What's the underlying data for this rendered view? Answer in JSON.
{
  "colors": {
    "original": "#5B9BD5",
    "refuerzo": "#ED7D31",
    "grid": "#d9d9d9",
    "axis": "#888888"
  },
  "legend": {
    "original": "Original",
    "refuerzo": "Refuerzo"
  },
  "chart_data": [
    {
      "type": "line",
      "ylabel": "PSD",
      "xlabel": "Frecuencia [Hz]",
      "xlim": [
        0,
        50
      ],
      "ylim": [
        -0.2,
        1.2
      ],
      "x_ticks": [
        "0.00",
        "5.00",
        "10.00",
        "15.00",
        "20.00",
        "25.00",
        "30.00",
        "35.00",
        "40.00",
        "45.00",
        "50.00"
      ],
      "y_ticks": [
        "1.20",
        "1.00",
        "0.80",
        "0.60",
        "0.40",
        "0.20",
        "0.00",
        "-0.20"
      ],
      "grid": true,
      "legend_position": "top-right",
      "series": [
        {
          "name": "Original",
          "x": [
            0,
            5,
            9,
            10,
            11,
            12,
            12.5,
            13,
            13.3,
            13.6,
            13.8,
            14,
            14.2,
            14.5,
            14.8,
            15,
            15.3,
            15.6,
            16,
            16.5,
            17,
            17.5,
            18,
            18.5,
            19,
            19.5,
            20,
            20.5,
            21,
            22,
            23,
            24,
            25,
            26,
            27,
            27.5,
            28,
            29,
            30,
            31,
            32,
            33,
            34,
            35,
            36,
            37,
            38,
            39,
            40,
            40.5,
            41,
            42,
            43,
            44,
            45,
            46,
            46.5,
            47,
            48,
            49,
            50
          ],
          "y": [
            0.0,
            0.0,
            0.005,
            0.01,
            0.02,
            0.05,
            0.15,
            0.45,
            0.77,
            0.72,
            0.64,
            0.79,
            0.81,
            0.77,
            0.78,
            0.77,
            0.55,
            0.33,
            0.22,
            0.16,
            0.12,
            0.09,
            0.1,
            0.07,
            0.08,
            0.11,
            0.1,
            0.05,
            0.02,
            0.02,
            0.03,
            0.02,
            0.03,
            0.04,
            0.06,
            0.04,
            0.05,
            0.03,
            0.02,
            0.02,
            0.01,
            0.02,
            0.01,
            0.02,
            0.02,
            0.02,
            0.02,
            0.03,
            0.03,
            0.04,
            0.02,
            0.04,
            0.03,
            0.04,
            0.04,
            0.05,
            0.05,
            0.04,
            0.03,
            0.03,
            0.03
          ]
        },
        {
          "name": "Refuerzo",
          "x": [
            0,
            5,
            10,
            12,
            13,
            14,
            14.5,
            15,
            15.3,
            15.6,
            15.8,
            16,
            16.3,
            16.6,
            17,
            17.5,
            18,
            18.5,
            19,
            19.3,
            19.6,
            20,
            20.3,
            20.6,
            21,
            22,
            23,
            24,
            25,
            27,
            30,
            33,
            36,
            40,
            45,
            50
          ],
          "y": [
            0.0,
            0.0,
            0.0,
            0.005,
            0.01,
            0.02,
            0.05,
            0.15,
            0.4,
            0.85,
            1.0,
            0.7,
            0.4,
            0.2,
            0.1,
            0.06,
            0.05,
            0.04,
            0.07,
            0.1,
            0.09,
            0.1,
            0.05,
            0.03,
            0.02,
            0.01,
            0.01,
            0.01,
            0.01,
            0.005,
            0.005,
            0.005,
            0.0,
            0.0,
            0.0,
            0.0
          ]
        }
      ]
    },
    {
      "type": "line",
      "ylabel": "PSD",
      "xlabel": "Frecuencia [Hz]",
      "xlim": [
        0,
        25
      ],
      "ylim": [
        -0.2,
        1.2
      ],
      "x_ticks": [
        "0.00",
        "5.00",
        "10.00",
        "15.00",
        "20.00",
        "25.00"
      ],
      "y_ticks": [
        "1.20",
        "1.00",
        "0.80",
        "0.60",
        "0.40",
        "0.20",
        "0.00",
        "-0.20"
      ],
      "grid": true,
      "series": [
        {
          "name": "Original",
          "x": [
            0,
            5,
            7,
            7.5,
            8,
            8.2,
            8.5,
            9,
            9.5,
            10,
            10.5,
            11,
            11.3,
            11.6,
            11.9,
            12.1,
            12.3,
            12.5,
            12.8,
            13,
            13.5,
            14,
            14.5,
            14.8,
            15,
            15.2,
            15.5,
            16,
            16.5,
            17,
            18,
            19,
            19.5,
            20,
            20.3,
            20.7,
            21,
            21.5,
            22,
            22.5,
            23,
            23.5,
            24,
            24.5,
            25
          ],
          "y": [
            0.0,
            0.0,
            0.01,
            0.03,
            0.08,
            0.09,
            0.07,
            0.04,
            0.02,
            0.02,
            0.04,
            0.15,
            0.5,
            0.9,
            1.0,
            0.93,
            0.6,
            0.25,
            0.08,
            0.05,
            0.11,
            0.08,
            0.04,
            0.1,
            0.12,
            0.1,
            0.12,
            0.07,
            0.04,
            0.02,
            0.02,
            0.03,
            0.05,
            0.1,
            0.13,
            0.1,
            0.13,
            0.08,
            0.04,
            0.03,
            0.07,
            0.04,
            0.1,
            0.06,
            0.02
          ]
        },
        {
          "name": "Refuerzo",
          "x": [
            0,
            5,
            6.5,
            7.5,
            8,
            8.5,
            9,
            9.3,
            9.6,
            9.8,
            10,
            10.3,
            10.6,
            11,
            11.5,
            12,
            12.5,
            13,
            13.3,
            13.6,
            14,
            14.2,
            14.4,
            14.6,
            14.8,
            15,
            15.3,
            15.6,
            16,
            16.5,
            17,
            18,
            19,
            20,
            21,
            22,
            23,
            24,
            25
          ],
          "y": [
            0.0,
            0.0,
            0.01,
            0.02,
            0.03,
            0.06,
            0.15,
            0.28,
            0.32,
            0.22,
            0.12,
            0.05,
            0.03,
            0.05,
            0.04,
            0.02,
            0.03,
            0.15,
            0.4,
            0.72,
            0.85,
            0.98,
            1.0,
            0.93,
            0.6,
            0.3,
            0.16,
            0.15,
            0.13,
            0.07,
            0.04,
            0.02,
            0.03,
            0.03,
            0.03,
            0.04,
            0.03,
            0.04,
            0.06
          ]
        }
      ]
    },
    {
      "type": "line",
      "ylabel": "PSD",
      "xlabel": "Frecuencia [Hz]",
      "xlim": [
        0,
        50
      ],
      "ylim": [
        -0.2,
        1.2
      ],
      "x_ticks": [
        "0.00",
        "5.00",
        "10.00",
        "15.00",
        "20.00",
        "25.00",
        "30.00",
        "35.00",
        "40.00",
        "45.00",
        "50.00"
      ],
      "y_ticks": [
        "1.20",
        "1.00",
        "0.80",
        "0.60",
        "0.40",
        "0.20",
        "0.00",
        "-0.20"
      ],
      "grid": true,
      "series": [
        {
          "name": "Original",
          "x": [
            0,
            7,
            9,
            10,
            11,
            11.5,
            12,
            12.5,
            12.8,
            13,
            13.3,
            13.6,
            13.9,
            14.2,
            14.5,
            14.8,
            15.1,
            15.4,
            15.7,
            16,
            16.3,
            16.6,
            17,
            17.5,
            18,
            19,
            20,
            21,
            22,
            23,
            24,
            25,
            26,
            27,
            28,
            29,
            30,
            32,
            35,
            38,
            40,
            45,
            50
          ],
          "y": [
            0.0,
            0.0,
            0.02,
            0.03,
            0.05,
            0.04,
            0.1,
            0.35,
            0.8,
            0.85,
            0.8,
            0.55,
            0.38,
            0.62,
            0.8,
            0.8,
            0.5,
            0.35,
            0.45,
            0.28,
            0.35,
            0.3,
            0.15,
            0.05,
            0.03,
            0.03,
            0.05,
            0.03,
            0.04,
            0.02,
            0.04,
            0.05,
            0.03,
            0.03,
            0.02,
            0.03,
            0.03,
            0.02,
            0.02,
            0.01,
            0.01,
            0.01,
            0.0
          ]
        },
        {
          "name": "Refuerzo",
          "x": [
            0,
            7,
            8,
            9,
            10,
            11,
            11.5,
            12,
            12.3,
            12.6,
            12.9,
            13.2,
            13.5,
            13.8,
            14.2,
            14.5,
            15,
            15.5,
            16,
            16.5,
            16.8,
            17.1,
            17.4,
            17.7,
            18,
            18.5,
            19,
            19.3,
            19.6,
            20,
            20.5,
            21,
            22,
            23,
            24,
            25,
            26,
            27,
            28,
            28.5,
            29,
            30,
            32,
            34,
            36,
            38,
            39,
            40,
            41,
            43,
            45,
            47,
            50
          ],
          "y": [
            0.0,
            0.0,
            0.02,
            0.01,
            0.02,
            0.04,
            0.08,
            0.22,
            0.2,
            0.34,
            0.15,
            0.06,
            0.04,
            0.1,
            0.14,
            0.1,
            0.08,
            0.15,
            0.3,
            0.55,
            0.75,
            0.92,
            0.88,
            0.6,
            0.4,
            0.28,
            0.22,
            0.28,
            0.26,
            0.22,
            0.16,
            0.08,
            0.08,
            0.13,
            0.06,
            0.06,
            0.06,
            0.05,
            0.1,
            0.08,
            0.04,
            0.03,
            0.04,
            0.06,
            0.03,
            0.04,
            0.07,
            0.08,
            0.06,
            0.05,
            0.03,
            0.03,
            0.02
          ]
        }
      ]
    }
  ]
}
☆ ☆ ☆ ☆
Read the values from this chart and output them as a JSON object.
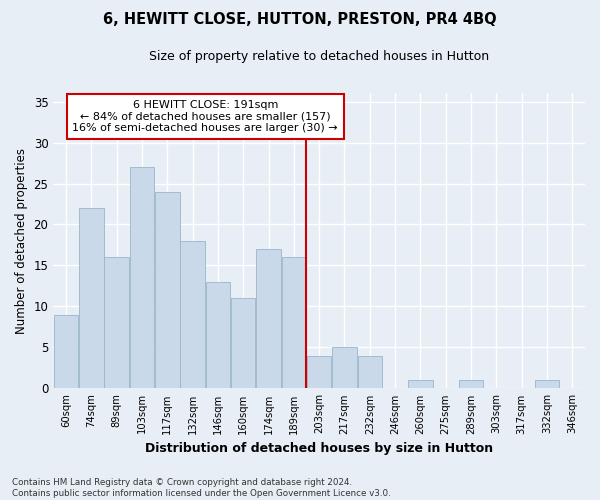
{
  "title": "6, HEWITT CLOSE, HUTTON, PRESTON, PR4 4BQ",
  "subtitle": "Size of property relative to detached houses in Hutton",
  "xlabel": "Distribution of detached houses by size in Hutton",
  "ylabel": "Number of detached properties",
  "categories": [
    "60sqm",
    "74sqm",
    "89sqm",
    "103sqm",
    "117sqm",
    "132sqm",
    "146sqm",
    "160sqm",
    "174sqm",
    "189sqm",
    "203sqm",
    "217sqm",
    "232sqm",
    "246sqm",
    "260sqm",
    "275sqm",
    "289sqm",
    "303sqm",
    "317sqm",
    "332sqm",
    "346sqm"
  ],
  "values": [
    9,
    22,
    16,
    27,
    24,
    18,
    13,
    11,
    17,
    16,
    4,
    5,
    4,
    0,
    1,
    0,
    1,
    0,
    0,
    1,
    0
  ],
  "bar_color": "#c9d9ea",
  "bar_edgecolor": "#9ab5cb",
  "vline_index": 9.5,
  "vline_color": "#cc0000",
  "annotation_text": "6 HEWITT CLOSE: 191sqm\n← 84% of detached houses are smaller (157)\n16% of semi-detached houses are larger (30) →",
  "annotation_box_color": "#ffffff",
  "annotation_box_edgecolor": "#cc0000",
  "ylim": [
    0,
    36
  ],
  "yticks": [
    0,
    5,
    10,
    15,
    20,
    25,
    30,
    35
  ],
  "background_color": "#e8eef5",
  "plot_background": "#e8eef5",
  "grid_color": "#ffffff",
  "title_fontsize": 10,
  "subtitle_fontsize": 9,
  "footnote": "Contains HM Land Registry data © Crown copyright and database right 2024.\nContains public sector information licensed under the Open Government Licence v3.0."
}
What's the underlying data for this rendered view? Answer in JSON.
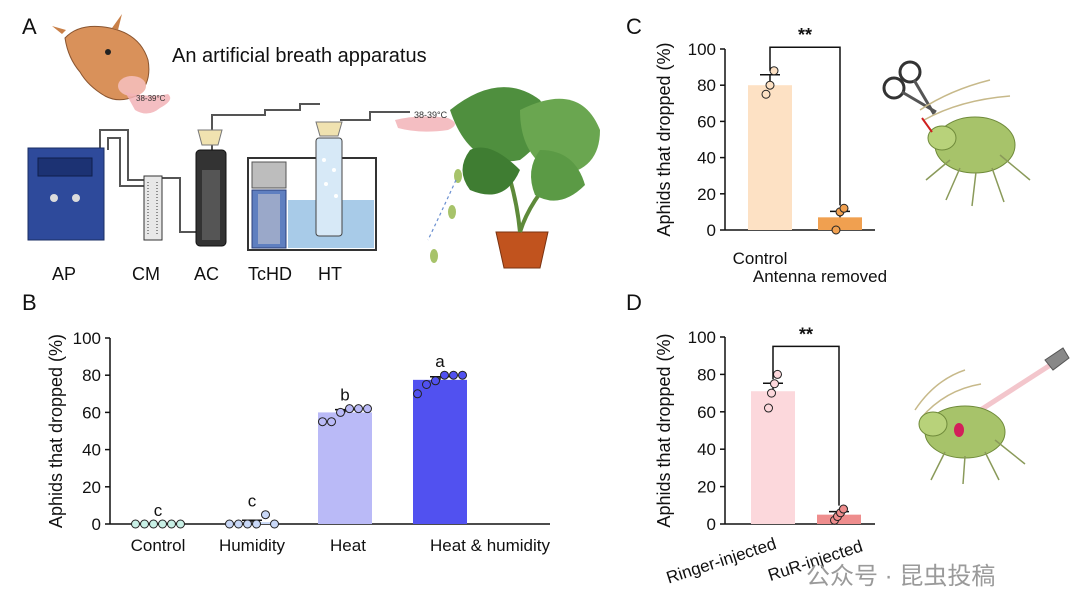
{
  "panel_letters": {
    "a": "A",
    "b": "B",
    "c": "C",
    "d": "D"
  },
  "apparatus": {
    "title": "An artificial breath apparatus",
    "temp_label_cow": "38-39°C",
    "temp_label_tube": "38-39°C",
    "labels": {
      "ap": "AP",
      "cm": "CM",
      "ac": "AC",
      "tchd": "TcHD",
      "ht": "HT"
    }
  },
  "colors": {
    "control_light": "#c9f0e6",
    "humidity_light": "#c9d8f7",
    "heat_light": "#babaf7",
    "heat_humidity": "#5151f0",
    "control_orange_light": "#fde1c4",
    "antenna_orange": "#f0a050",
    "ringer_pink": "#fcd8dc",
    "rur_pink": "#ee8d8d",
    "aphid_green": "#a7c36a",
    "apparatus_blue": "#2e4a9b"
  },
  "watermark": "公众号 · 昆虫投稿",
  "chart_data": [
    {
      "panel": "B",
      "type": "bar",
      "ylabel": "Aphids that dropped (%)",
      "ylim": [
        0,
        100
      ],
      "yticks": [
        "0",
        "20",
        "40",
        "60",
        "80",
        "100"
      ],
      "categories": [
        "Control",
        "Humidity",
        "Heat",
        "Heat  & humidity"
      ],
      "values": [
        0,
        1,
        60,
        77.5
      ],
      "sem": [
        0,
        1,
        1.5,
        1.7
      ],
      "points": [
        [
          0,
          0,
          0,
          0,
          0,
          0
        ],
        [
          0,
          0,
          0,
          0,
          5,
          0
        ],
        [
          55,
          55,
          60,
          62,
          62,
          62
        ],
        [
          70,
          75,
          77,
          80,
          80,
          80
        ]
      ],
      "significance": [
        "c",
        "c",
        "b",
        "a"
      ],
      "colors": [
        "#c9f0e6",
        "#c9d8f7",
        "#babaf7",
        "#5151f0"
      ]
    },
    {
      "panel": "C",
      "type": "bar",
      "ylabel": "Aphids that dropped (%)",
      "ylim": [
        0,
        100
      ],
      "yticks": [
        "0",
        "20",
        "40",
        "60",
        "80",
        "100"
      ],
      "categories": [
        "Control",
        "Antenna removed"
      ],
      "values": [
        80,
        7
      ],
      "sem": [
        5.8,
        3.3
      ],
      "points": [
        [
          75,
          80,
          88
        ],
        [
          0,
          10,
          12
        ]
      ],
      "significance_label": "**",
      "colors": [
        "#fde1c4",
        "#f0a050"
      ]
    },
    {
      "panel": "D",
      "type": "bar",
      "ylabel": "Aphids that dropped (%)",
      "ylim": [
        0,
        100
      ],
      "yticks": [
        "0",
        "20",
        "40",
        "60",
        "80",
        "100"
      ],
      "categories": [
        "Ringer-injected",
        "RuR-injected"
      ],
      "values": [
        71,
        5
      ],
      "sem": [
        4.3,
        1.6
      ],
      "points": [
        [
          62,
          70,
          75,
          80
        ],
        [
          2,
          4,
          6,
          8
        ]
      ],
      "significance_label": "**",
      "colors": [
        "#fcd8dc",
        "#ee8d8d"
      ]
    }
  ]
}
☆ ☆ ☆ ☆
EXERCISE BRIEF -> Go through the material above and count the lines that contain "right"; answer with the number alone.

RESULT FOR THIS TASK -> 2